• _Directions_
Scan the lines below for "cross"; report the number of lines that contain it, and only that.

Figure record listings
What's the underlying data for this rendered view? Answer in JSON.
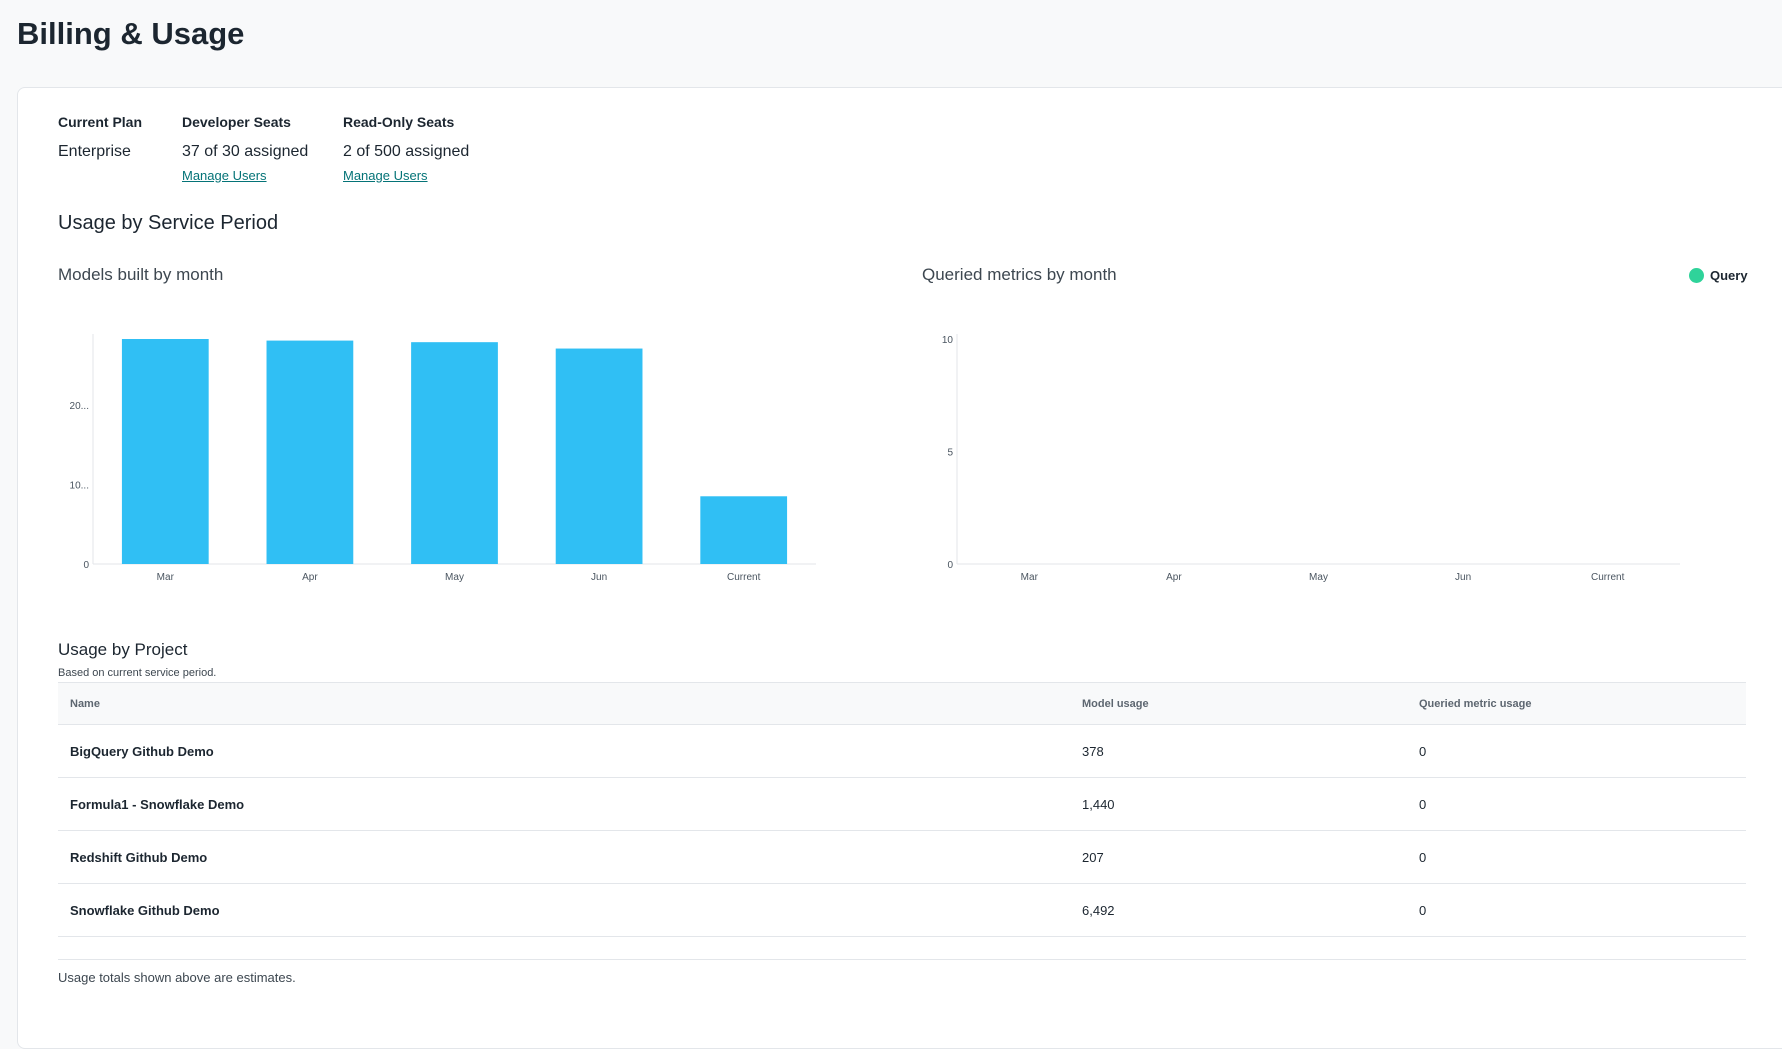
{
  "page_title": "Billing & Usage",
  "plan": {
    "current_plan_label": "Current Plan",
    "current_plan_value": "Enterprise",
    "developer_seats_label": "Developer Seats",
    "developer_seats_value": "37 of 30 assigned",
    "developer_manage_link": "Manage Users",
    "readonly_seats_label": "Read-Only Seats",
    "readonly_seats_value": "2 of 500 assigned",
    "readonly_manage_link": "Manage Users"
  },
  "service_period_heading": "Usage by Service Period",
  "chart_data": [
    {
      "type": "bar",
      "title": "Models built by month",
      "categories": [
        "Mar",
        "Apr",
        "May",
        "Jun",
        "Current"
      ],
      "values": [
        28300,
        28100,
        27900,
        27100,
        8517
      ],
      "ylim": [
        0,
        28300
      ],
      "yticks": [
        "0",
        "10...",
        "20..."
      ],
      "ytick_values": [
        0,
        10000,
        20000
      ],
      "color": "#30bff4",
      "grid": false
    },
    {
      "type": "bar",
      "title": "Queried metrics by month",
      "categories": [
        "Mar",
        "Apr",
        "May",
        "Jun",
        "Current"
      ],
      "series": [
        {
          "name": "Query",
          "values": [
            0,
            0,
            0,
            0,
            0
          ]
        }
      ],
      "ylim": [
        0,
        10
      ],
      "yticks": [
        "0",
        "5",
        "10"
      ],
      "ytick_values": [
        0,
        5,
        10
      ],
      "legend": "top-right",
      "color": "#2fd39a",
      "grid": false
    }
  ],
  "project": {
    "heading": "Usage by Project",
    "subtitle": "Based on current service period.",
    "columns": [
      "Name",
      "Model usage",
      "Queried metric usage"
    ],
    "rows": [
      [
        "BigQuery Github Demo",
        "378",
        "0"
      ],
      [
        "Formula1 - Snowflake Demo",
        "1,440",
        "0"
      ],
      [
        "Redshift Github Demo",
        "207",
        "0"
      ],
      [
        "Snowflake Github Demo",
        "6,492",
        "0"
      ]
    ],
    "footer_note": "Usage totals shown above are estimates."
  }
}
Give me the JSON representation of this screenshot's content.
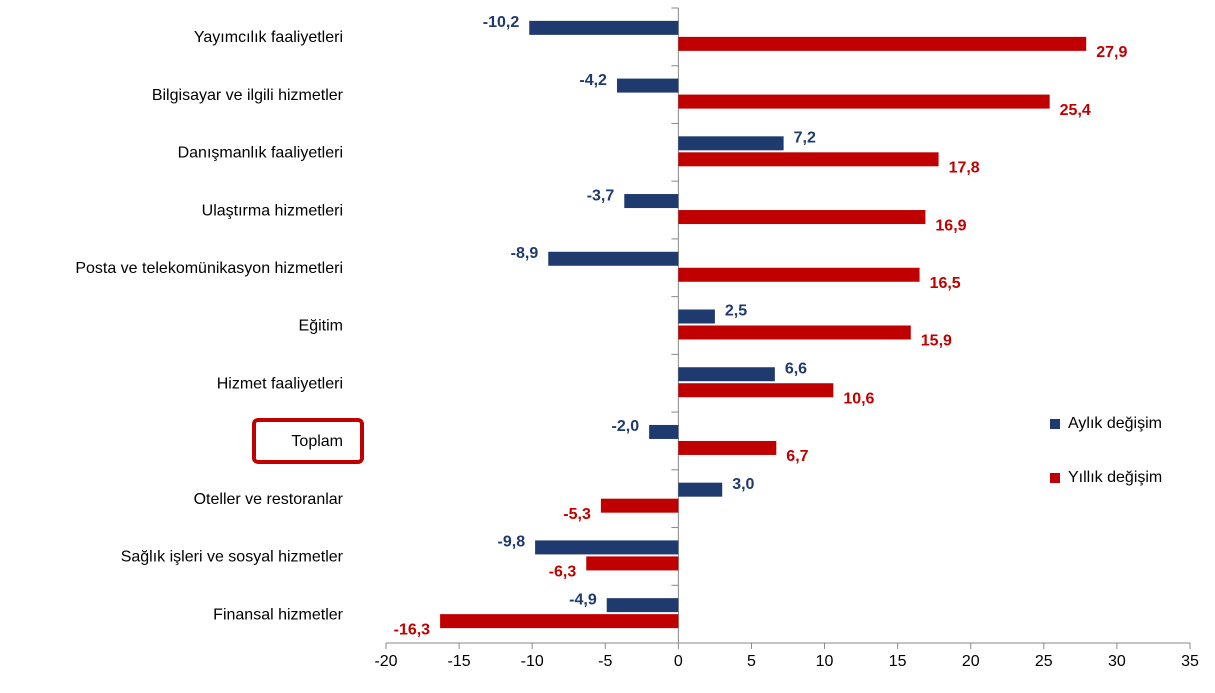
{
  "chart_data": {
    "type": "barh",
    "categories": [
      "Yayımcılık faaliyetleri",
      "Bilgisayar ve ilgili hizmetler",
      "Danışmanlık faaliyetleri",
      "Ulaştırma hizmetleri",
      "Posta ve telekomünikasyon hizmetleri",
      "Eğitim",
      "Hizmet faaliyetleri",
      "Toplam",
      "Oteller ve restoranlar",
      "Sağlık işleri ve sosyal hizmetler",
      "Finansal hizmetler"
    ],
    "series": [
      {
        "name": "Aylık değişim",
        "color": "#1f3a6e",
        "values": [
          -10.2,
          -4.2,
          7.2,
          -3.7,
          -8.9,
          2.5,
          6.6,
          -2.0,
          3.0,
          -9.8,
          -4.9
        ],
        "value_labels": [
          "-10,2",
          "-4,2",
          "7,2",
          "-3,7",
          "-8,9",
          "2,5",
          "6,6",
          "-2,0",
          "3,0",
          "-9,8",
          "-4,9"
        ]
      },
      {
        "name": "Yıllık değişim",
        "color": "#c00000",
        "values": [
          27.9,
          25.4,
          17.8,
          16.9,
          16.5,
          15.9,
          10.6,
          6.7,
          -5.3,
          -6.3,
          -16.3
        ],
        "value_labels": [
          "27,9",
          "25,4",
          "17,8",
          "16,9",
          "16,5",
          "15,9",
          "10,6",
          "6,7",
          "-5,3",
          "-6,3",
          "-16,3"
        ]
      }
    ],
    "xlim": [
      -20,
      35
    ],
    "xticks": [
      -20,
      -15,
      -10,
      -5,
      0,
      5,
      10,
      15,
      20,
      25,
      30,
      35
    ],
    "legend": "right",
    "grid": false
  }
}
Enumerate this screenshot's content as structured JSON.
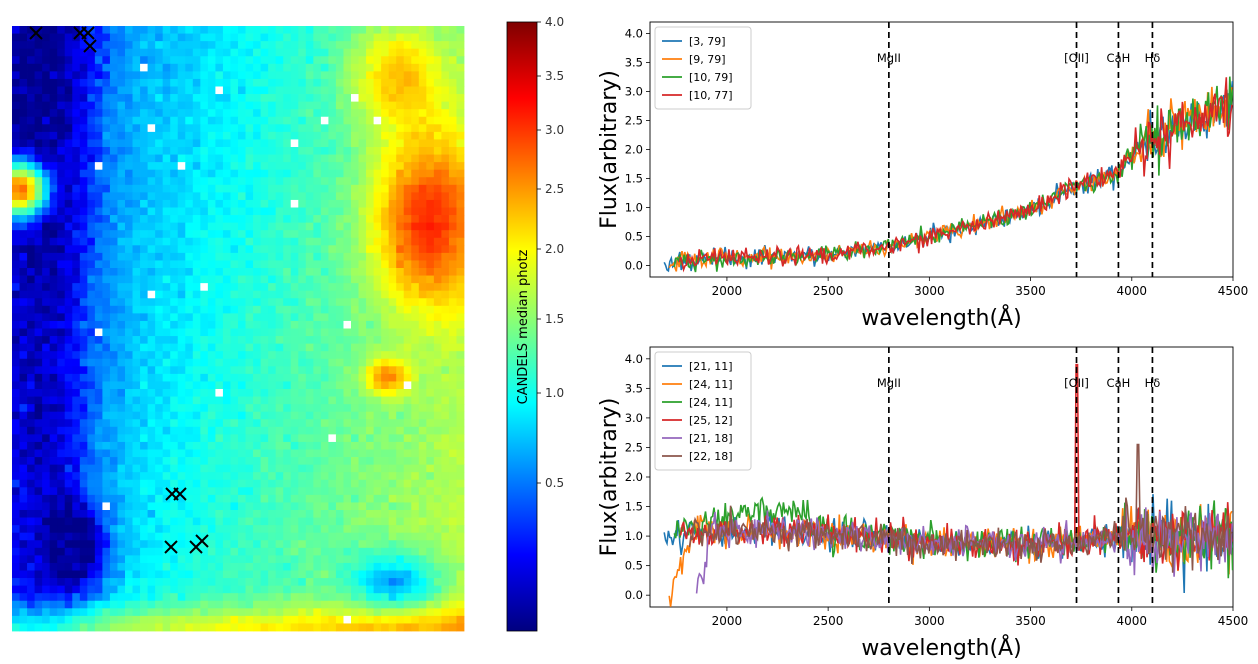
{
  "colors": {
    "jet": [
      "#00007f",
      "#0000ff",
      "#007fff",
      "#00ffff",
      "#7fff7f",
      "#ffff00",
      "#ff7f00",
      "#ff0000",
      "#7f0000"
    ],
    "c0": "#1f77b4",
    "c1": "#ff7f0e",
    "c2": "#2ca02c",
    "c3": "#d62728",
    "c4": "#9467bd",
    "c5": "#8c564b"
  },
  "chart_data": [
    {
      "type": "heatmap",
      "description_key": "photometric redshift map",
      "colorbar": {
        "label": "CANDELS median photz",
        "ticks": [
          0.5,
          1.0,
          1.5,
          2.0,
          2.5,
          3.0,
          3.5,
          4.0
        ],
        "tick_labels": [
          "0.5",
          "1.0",
          "1.5",
          "2.0",
          "2.5",
          "3.0",
          "3.5",
          "4.0"
        ],
        "range": [
          0.0,
          4.0
        ],
        "colormap": "jet",
        "scale": "nonlinear (stretched at low end)"
      },
      "grid": {
        "cols": 60,
        "rows": 80
      },
      "markers": [
        {
          "symbol": "x",
          "label": "cross-1"
        },
        {
          "symbol": "x",
          "label": "cross-2"
        },
        {
          "symbol": "x",
          "label": "cross-3"
        },
        {
          "symbol": "x",
          "label": "cross-4"
        },
        {
          "symbol": "x",
          "label": "cross-5"
        },
        {
          "symbol": "x",
          "label": "cross-6"
        },
        {
          "symbol": "x",
          "label": "cross-7"
        },
        {
          "symbol": "x",
          "label": "cross-8"
        },
        {
          "symbol": "x",
          "label": "cross-9"
        }
      ]
    },
    {
      "type": "line",
      "xlabel": "wavelength(Å)",
      "ylabel": "Flux(arbitrary)",
      "xlim": [
        1620,
        4500
      ],
      "ylim": [
        -0.2,
        4.2
      ],
      "xticks": [
        2000,
        2500,
        3000,
        3500,
        4000,
        4500
      ],
      "yticks": [
        0.0,
        0.5,
        1.0,
        1.5,
        2.0,
        2.5,
        3.0,
        3.5,
        4.0
      ],
      "legend": "top-left",
      "vlines": [
        {
          "x": 2800,
          "label": "MgII"
        },
        {
          "x": 3727,
          "label": "[OII]"
        },
        {
          "x": 3934,
          "label": "CaH"
        },
        {
          "x": 4102,
          "label": "Hδ"
        }
      ],
      "series": [
        {
          "name": "[3, 79]",
          "color": "#1f77b4"
        },
        {
          "name": "[9, 79]",
          "color": "#ff7f0e"
        },
        {
          "name": "[10, 79]",
          "color": "#2ca02c"
        },
        {
          "name": "[10, 77]",
          "color": "#d62728"
        }
      ],
      "trend": {
        "x": [
          1700,
          2000,
          2500,
          2800,
          3000,
          3500,
          3700,
          3900,
          4000,
          4100,
          4500
        ],
        "y": [
          0.05,
          0.12,
          0.18,
          0.33,
          0.5,
          0.95,
          1.35,
          1.55,
          1.9,
          2.2,
          2.85
        ]
      }
    },
    {
      "type": "line",
      "xlabel": "wavelength(Å)",
      "ylabel": "Flux(arbitrary)",
      "xlim": [
        1620,
        4500
      ],
      "ylim": [
        -0.2,
        4.2
      ],
      "xticks": [
        2000,
        2500,
        3000,
        3500,
        4000,
        4500
      ],
      "yticks": [
        0.0,
        0.5,
        1.0,
        1.5,
        2.0,
        2.5,
        3.0,
        3.5,
        4.0
      ],
      "legend": "top-left",
      "vlines": [
        {
          "x": 2800,
          "label": "MgII"
        },
        {
          "x": 3727,
          "label": "[OII]"
        },
        {
          "x": 3934,
          "label": "CaH"
        },
        {
          "x": 4102,
          "label": "Hδ"
        }
      ],
      "series": [
        {
          "name": "[21, 11]",
          "color": "#1f77b4"
        },
        {
          "name": "[24, 11]",
          "color": "#ff7f0e"
        },
        {
          "name": "[24, 11]",
          "color": "#2ca02c"
        },
        {
          "name": "[25, 12]",
          "color": "#d62728"
        },
        {
          "name": "[21, 18]",
          "color": "#9467bd"
        },
        {
          "name": "[22, 18]",
          "color": "#8c564b"
        }
      ],
      "trend": {
        "x": [
          1700,
          2000,
          2500,
          3000,
          3500,
          4000,
          4500
        ],
        "y": [
          1.0,
          1.1,
          1.05,
          0.9,
          0.85,
          1.0,
          1.0
        ]
      },
      "emission_peak": {
        "x": 3727,
        "y": 3.9
      }
    }
  ]
}
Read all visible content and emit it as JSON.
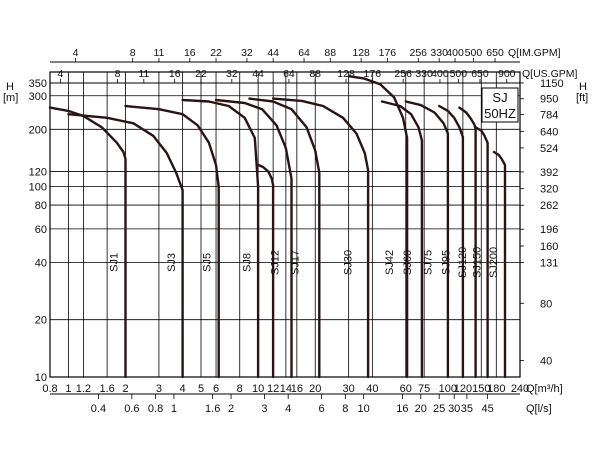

• _Complete output_
9